_EXERCISE BRIEF:_ Quote every line below exactly and skip any picture.
** START EXERCISE DATA **
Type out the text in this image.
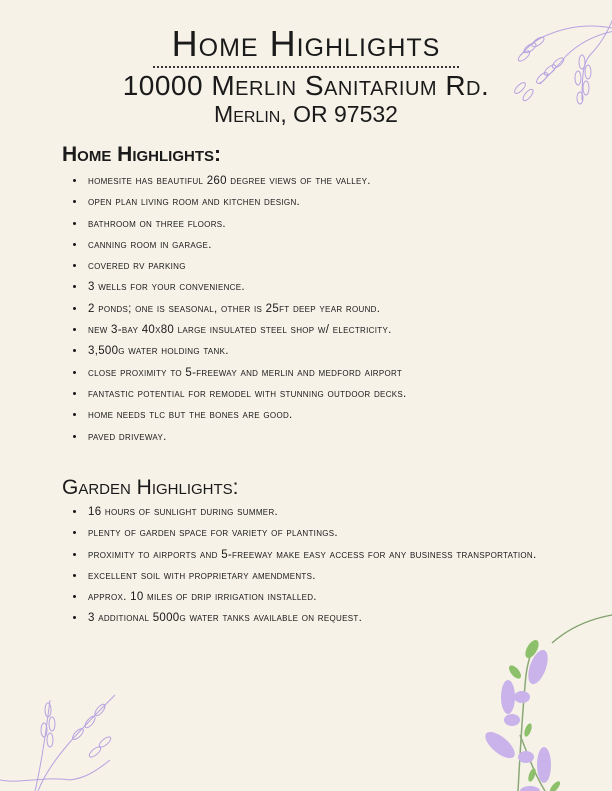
Home Highlights
10000 Merlin Sanitarium Rd.
Merlin, OR 97532
Home Highlights:
• homesite has beautiful 260 degree views of the valley.
• open plan living room and kitchen design.
• bathroom on three floors.
• canning room in garage.
• covered rv parking
• 3 wells for your convenience.
• 2 ponds; one is seasonal, other is 25ft deep year round.
• new 3-bay 40x80 large insulated steel shop w/ electricity.
• 3,500g water holding tank.
• close proximity to 5-freeway and merlin and medford airport
• fantastic potential for remodel with stunning outdoor decks.
• home needs tlc but the bones are good.
• paved driveway.
Garden Highlights:
• 16 hours of sunlight during summer.
• plenty of garden space for variety of plantings.
• proximity to airports and 5-freeway make easy access for any business transportation.
• excellent soil with proprietary amendments.
• approx. 10 miles of drip irrigation installed.
• 3 additional 5000g water tanks available on request.
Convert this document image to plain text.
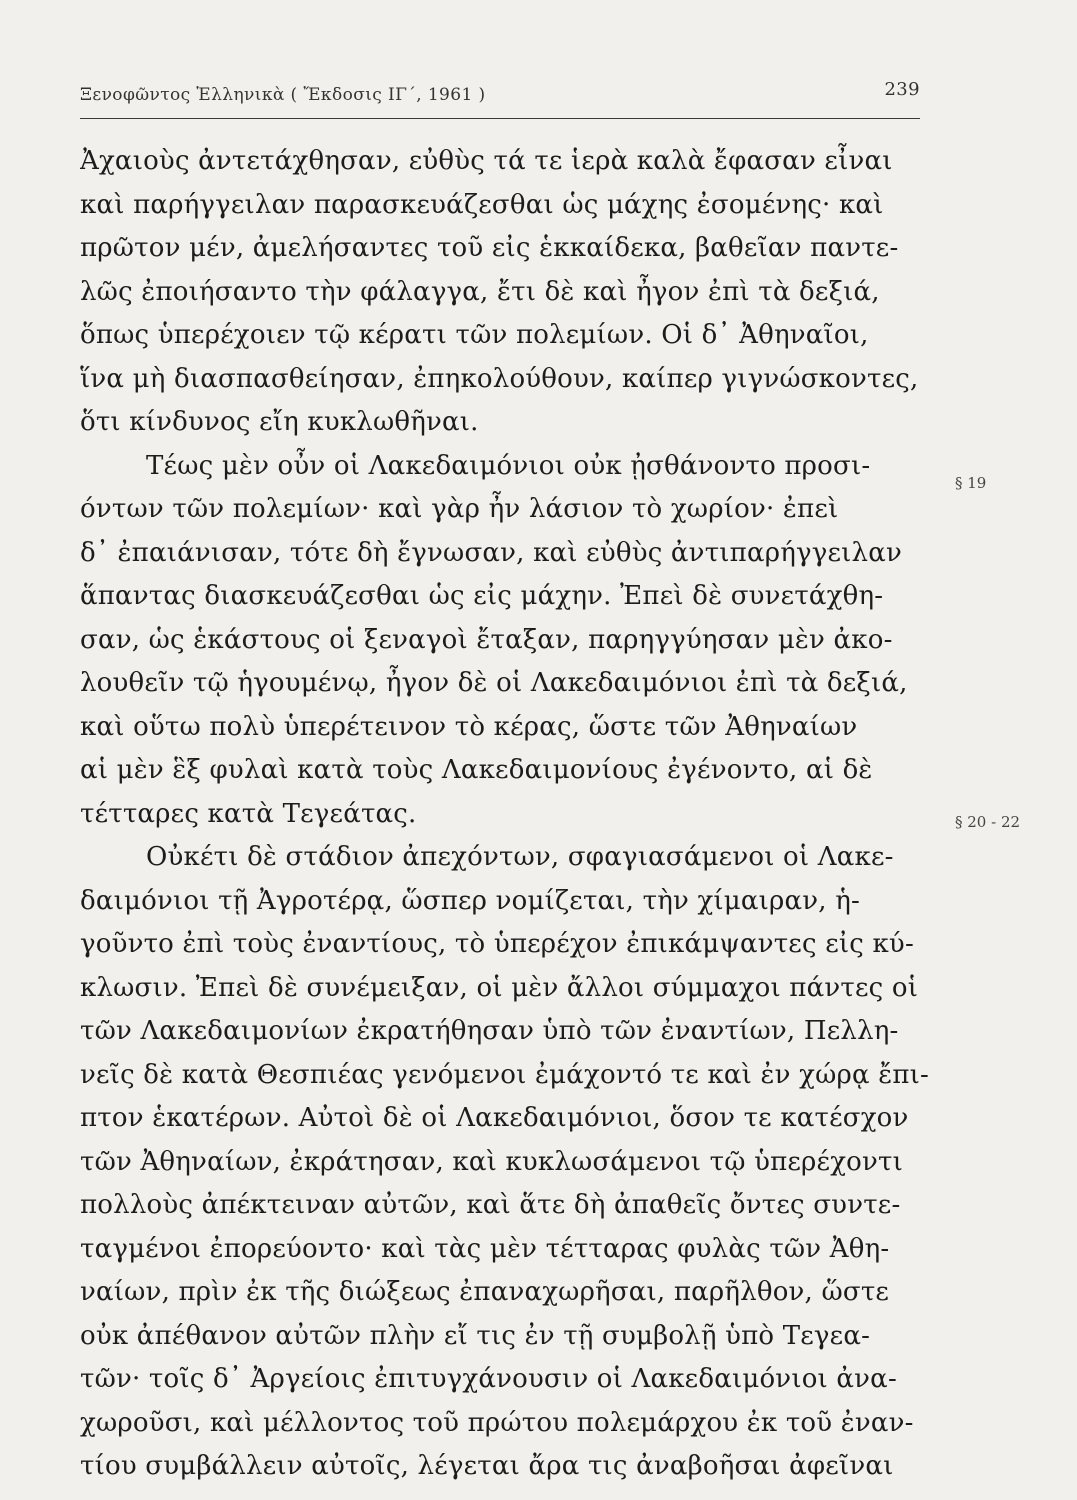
Ξενοφῶντος Ἑλληνικὰ ( Ἔκδοσις ΙΓ΄, 1961 )	239
Ἀχαιοὺς ἀντετάχθησαν, εὐθὺς τά τε ἱερὰ καλὰ ἔφασαν εἶναι
καὶ παρήγγειλαν παρασκευάζεσθαι ὡς μάχης ἐσομένης· καὶ
πρῶτον μέν, ἀμελήσαντες τοῦ εἰς ἑκκαίδεκα, βαθεῖαν παντε-
λῶς ἐποιήσαντο τὴν φάλαγγα, ἔτι δὲ καὶ ἦγον ἐπὶ τὰ δεξιά,
ὅπως ὑπερέχοιεν τῷ κέρατι τῶν πολεμίων. Οἱ δ᾽ Ἀθηναῖοι,
ἵνα μὴ διασπασθείησαν, ἐπηκολούθουν, καίπερ γιγνώσκοντες,
ὅτι κίνδυνος εἴη κυκλωθῆναι.
Τέως μὲν οὖν οἱ Λακεδαιμόνιοι οὐκ ᾐσθάνοντο προσι-
όντων τῶν πολεμίων· καὶ γὰρ ἦν λάσιον τὸ χωρίον· ἐπεὶ
δ᾽ ἐπαιάνισαν, τότε δὴ ἔγνωσαν, καὶ εὐθὺς ἀντιπαρήγγειλαν
ἅπαντας διασκευάζεσθαι ὡς εἰς μάχην. Ἐπεὶ δὲ συνετάχθη-
σαν, ὡς ἑκάστους οἱ ξεναγοὶ ἔταξαν, παρηγγύησαν μὲν ἀκο-
λουθεῖν τῷ ἡγουμένῳ, ἦγον δὲ οἱ Λακεδαιμόνιοι ἐπὶ τὰ δεξιά,
καὶ οὕτω πολὺ ὑπερέτεινον τὸ κέρας, ὥστε τῶν Ἀθηναίων
αἱ μὲν ἓξ φυλαὶ κατὰ τοὺς Λακεδαιμονίους ἐγένοντο, αἱ δὲ
τέτταρες κατὰ Τεγεάτας.
Οὐκέτι δὲ στάδιον ἀπεχόντων, σφαγιασάμενοι οἱ Λακε-
δαιμόνιοι τῇ Ἀγροτέρᾳ, ὥσπερ νομίζεται, τὴν χίμαιραν, ἡ-
γοῦντο ἐπὶ τοὺς ἐναντίους, τὸ ὑπερέχον ἐπικάμψαντες εἰς κύ-
κλωσιν. Ἐπεὶ δὲ συνέμειξαν, οἱ μὲν ἄλλοι σύμμαχοι πάντες οἱ
τῶν Λακεδαιμονίων ἐκρατήθησαν ὑπὸ τῶν ἐναντίων, Πελλη-
νεῖς δὲ κατὰ Θεσπιέας γενόμενοι ἐμάχοντό τε καὶ ἐν χώρᾳ ἔπι-
πτον ἑκατέρων. Αὐτοὶ δὲ οἱ Λακεδαιμόνιοι, ὅσον τε κατέσχον
τῶν Ἀθηναίων, ἐκράτησαν, καὶ κυκλωσάμενοι τῷ ὑπερέχοντι
πολλοὺς ἀπέκτειναν αὐτῶν, καὶ ἅτε δὴ ἀπαθεῖς ὄντες συντε-
ταγμένοι ἐπορεύοντο· καὶ τὰς μὲν τέτταρας φυλὰς τῶν Ἀθη-
ναίων, πρὶν ἐκ τῆς διώξεως ἐπαναχωρῆσαι, παρῆλθον, ὥστε
οὐκ ἀπέθανον αὐτῶν πλὴν εἴ τις ἐν τῇ συμβολῇ ὑπὸ Τεγεα-
τῶν· τοῖς δ᾽ Ἀργείοις ἐπιτυγχάνουσιν οἱ Λακεδαιμόνιοι ἀνα-
χωροῦσι, καὶ μέλλοντος τοῦ πρώτου πολεμάρχου ἐκ τοῦ ἐναν-
τίου συμβάλλειν αὐτοῖς, λέγεται ἄρα τις ἀναβοῆσαι ἀφεῖναι
§ 19
§ 20 - 22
** END EXERCISE DATA **
_SOLUTION TO THE EXERCISE:_
Type out the text in this image.
Home Highlights
10000 Merlin Sanitarium Rd.
Merlin, OR 97532
Home Highlights:
• homesite has beautiful 260 degree views of the valley.
• open plan living room and kitchen design.
• bathroom on three floors.
• canning room in garage.
• covered rv parking
• 3 wells for your convenience.
• 2 ponds; one is seasonal, other is 25ft deep year round.
• new 3-bay 40x80 large insulated steel shop w/ electricity.
• 3,500g water holding tank.
• close proximity to 5-freeway and merlin and medford airport
• fantastic potential for remodel with stunning outdoor decks.
• home needs tlc but the bones are good.
• paved driveway.
Garden Highlights:
• 16 hours of sunlight during summer.
• plenty of garden space for variety of plantings.
• proximity to airports and 5-freeway make easy access for any business transportation.
• excellent soil with proprietary amendments.
• approx. 10 miles of drip irrigation installed.
• 3 additional 5000g water tanks available on request.
Convert this document image to plain text.
Ξενοφῶντος Ἑλληνικὰ ( Ἔκδοσις ΙΓ΄, 1961 )	239
Ἀχαιοὺς ἀντετάχθησαν, εὐθὺς τά τε ἱερὰ καλὰ ἔφασαν εἶναι
καὶ παρήγγειλαν παρασκευάζεσθαι ὡς μάχης ἐσομένης· καὶ
πρῶτον μέν, ἀμελήσαντες τοῦ εἰς ἑκκαίδεκα, βαθεῖαν παντε-
λῶς ἐποιήσαντο τὴν φάλαγγα, ἔτι δὲ καὶ ἦγον ἐπὶ τὰ δεξιά,
ὅπως ὑπερέχοιεν τῷ κέρατι τῶν πολεμίων. Οἱ δ᾽ Ἀθηναῖοι,
ἵνα μὴ διασπασθείησαν, ἐπηκολούθουν, καίπερ γιγνώσκοντες,
ὅτι κίνδυνος εἴη κυκλωθῆναι.
Τέως μὲν οὖν οἱ Λακεδαιμόνιοι οὐκ ᾐσθάνοντο προσι-
όντων τῶν πολεμίων· καὶ γὰρ ἦν λάσιον τὸ χωρίον· ἐπεὶ
δ᾽ ἐπαιάνισαν, τότε δὴ ἔγνωσαν, καὶ εὐθὺς ἀντιπαρήγγειλαν
ἅπαντας διασκευάζεσθαι ὡς εἰς μάχην. Ἐπεὶ δὲ συνετάχθη-
σαν, ὡς ἑκάστους οἱ ξεναγοὶ ἔταξαν, παρηγγύησαν μὲν ἀκο-
λουθεῖν τῷ ἡγουμένῳ, ἦγον δὲ οἱ Λακεδαιμόνιοι ἐπὶ τὰ δεξιά,
καὶ οὕτω πολὺ ὑπερέτεινον τὸ κέρας, ὥστε τῶν Ἀθηναίων
αἱ μὲν ἓξ φυλαὶ κατὰ τοὺς Λακεδαιμονίους ἐγένοντο, αἱ δὲ
τέτταρες κατὰ Τεγεάτας.
Οὐκέτι δὲ στάδιον ἀπεχόντων, σφαγιασάμενοι οἱ Λακε-
δαιμόνιοι τῇ Ἀγροτέρᾳ, ὥσπερ νομίζεται, τὴν χίμαιραν, ἡ-
γοῦντο ἐπὶ τοὺς ἐναντίους, τὸ ὑπερέχον ἐπικάμψαντες εἰς κύ-
κλωσιν. Ἐπεὶ δὲ συνέμειξαν, οἱ μὲν ἄλλοι σύμμαχοι πάντες οἱ
τῶν Λακεδαιμονίων ἐκρατήθησαν ὑπὸ τῶν ἐναντίων, Πελλη-
νεῖς δὲ κατὰ Θεσπιέας γενόμενοι ἐμάχοντό τε καὶ ἐν χώρᾳ ἔπι-
πτον ἑκατέρων. Αὐτοὶ δὲ οἱ Λακεδαιμόνιοι, ὅσον τε κατέσχον
τῶν Ἀθηναίων, ἐκράτησαν, καὶ κυκλωσάμενοι τῷ ὑπερέχοντι
πολλοὺς ἀπέκτειναν αὐτῶν, καὶ ἅτε δὴ ἀπαθεῖς ὄντες συντε-
ταγμένοι ἐπορεύοντο· καὶ τὰς μὲν τέτταρας φυλὰς τῶν Ἀθη-
ναίων, πρὶν ἐκ τῆς διώξεως ἐπαναχωρῆσαι, παρῆλθον, ὥστε
οὐκ ἀπέθανον αὐτῶν πλὴν εἴ τις ἐν τῇ συμβολῇ ὑπὸ Τεγεα-
τῶν· τοῖς δ᾽ Ἀργείοις ἐπιτυγχάνουσιν οἱ Λακεδαιμόνιοι ἀνα-
χωροῦσι, καὶ μέλλοντος τοῦ πρώτου πολεμάρχου ἐκ τοῦ ἐναν-
τίου συμβάλλειν αὐτοῖς, λέγεται ἄρα τις ἀναβοῆσαι ἀφεῖναι
§ 19
§ 20 - 22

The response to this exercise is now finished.